→ WHAT TO DO:
Compute how many lines in the entries below contain "поиск", and output nothing but the number.

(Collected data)
────

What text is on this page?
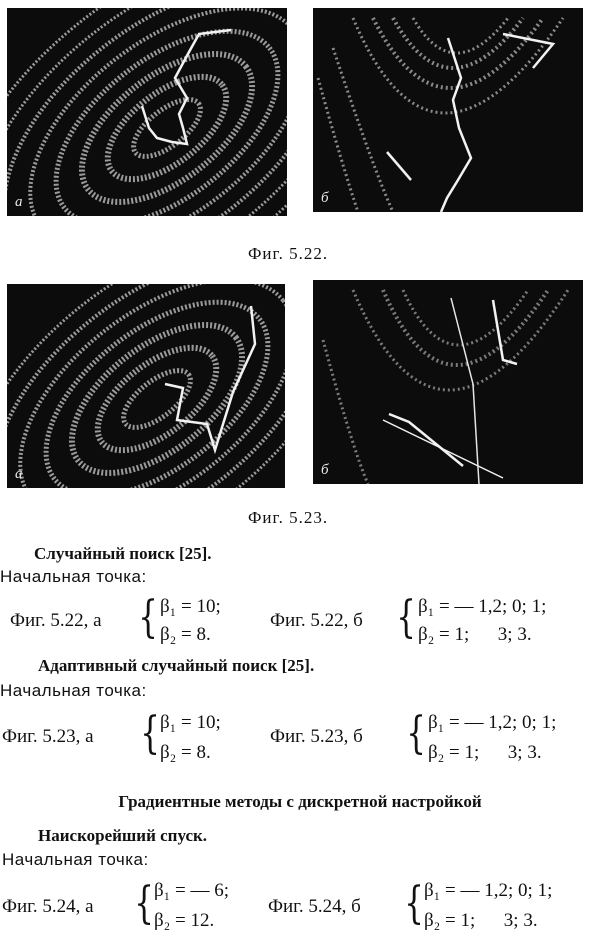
a	б
Фиг. 5.22.
a	б
Фиг. 5.23.
Случайный поиск [25].
Начальная точка:
Фиг. 5.22, a { β₁ = 10;
β₂ = 8.
Фиг. 5.22, б { β₁ = — 1,2; 0; 1;
β₂ = 1;      3; 3.
Адаптивный случайный поиск [25].
Начальная точка:
Фиг. 5.23, a { β₁ = 10;
β₂ = 8.
Фиг. 5.23, б { β₁ = — 1,2; 0; 1;
β₂ = 1;      3; 3.
Градиентные методы с дискретной настройкой
Наискорейший спуск.
Начальная точка:
Фиг. 5.24, a { β₁ = — 6;
β₂ = 12.
Фиг. 5.24, б { β₁ = — 1,2; 0; 1;
β₂ = 1;      3; 3.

────

→ TASK SOLUTION:
2